◆ **DO THIS**: Gather all lines from the material that contain "their".

Saved entries:

■ ■ ■ ■

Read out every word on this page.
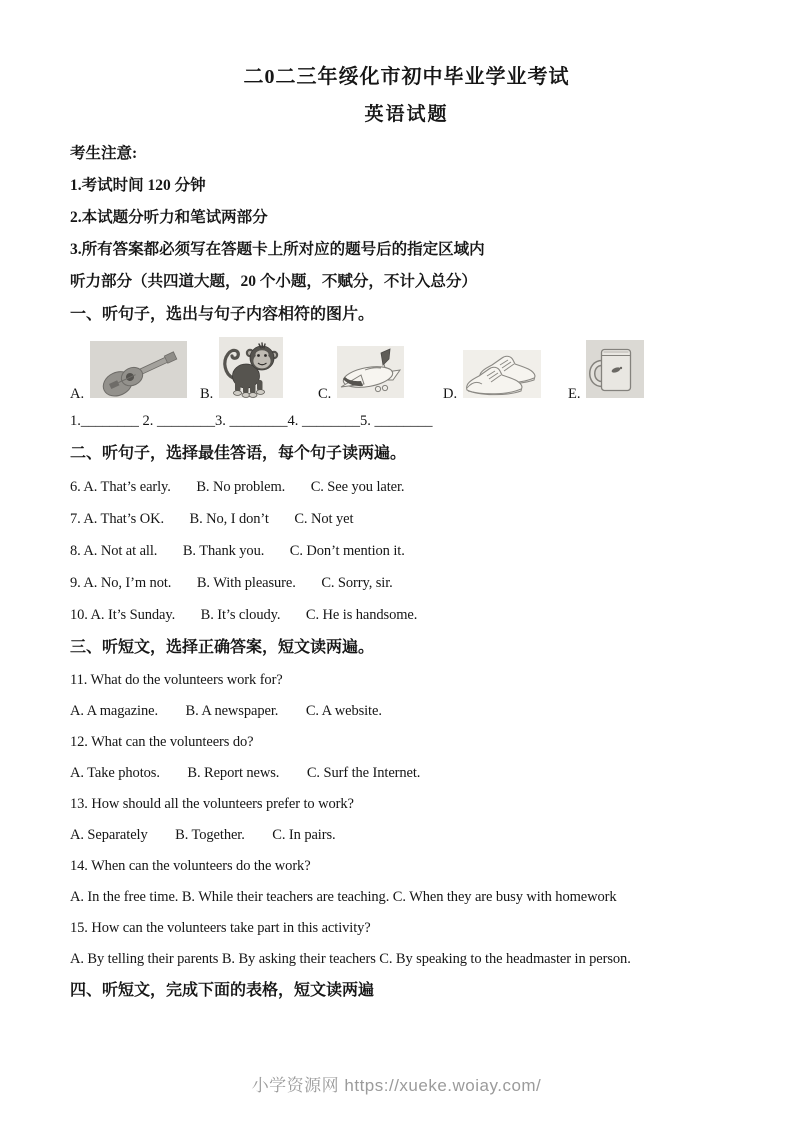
二0二三年绥化市初中毕业学业考试
英语试题

考生注意:

1.考试时间 120 分钟

2.本试题分听力和笔试两部分

3.所有答案都必须写在答题卡上所对应的题号后的指定区域内

听力部分（共四道大题，20 个小题，不赋分，不计入总分）

一、听句子，选出与句子内容相符的图片。

A.	B.	C.	D.	E.

1.________ 2. ________3. ________4. ________5. ________

二、听句子，选择最佳答语，每个句子读两遍。

6. A. That’s early. B. No problem. C. See you later.

7. A. That’s OK. B. No, I don’t C. Not yet

8. A. Not at all. B. Thank you. C. Don’t mention it.

9. A. No, I’m not. B. With pleasure. C. Sorry, sir.

10. A. It’s Sunday. B. It’s cloudy. C. He is handsome.

三、听短文，选择正确答案，短文读两遍。

11. What do the volunteers work for?

A. A magazine. B. A newspaper. C. A website.

12. What can the volunteers do?

A. Take photos. B. Report news. C. Surf the Internet.

13. How should all the volunteers prefer to work?

A. Separately B. Together. C. In pairs.

14. When can the volunteers do the work?

A. In the free time. B. While their teachers are teaching. C. When they are busy with homework

15. How can the volunteers take part in this activity?

A. By telling their parents B. By asking their teachers C. By speaking to the headmaster in person.

四、听短文，完成下面的表格，短文读两遍

小学资源网 https://xueke.woiay.com/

■ ■ ■ ■

◆ **PROBLEM SOLUTION**:
A. In the free time. B. While their teachers are teaching. C. When they are busy with homework
A. By telling their parents B. By asking their teachers C. By speaking to the headmaster in person.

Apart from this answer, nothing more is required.